Report all lines holding "детали".

Supplied records start

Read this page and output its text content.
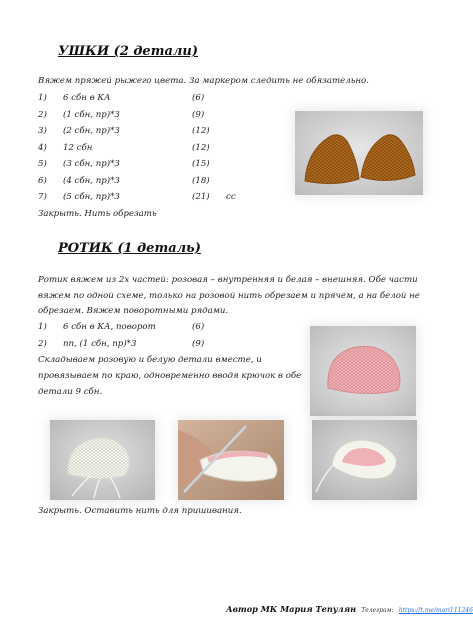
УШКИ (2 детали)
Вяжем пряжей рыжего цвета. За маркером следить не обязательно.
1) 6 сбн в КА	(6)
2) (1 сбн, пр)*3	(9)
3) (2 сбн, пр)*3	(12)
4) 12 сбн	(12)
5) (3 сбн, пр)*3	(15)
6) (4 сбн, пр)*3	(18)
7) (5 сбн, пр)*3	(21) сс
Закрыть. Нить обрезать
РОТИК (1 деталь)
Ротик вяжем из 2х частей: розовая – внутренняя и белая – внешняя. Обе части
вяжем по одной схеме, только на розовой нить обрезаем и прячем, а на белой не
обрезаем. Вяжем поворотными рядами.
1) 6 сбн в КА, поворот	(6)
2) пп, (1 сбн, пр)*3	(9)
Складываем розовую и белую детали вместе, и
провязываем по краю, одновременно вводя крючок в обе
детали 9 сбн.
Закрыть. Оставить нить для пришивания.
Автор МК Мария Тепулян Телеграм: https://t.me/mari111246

Supplied records end
Supplied records start

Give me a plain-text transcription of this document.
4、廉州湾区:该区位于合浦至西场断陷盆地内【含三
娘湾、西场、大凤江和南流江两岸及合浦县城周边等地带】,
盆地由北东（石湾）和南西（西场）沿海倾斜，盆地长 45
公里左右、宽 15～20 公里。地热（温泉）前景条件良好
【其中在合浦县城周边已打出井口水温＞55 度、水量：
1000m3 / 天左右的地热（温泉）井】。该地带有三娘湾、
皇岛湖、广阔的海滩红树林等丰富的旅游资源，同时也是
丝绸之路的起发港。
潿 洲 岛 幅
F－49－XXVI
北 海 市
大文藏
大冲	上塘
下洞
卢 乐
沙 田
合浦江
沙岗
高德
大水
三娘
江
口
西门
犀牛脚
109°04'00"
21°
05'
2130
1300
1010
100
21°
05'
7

Supplied records end

### Written response
УШКИ (2 детали)
Складываем розовую и белую детали вместе, и
детали 9 сбн.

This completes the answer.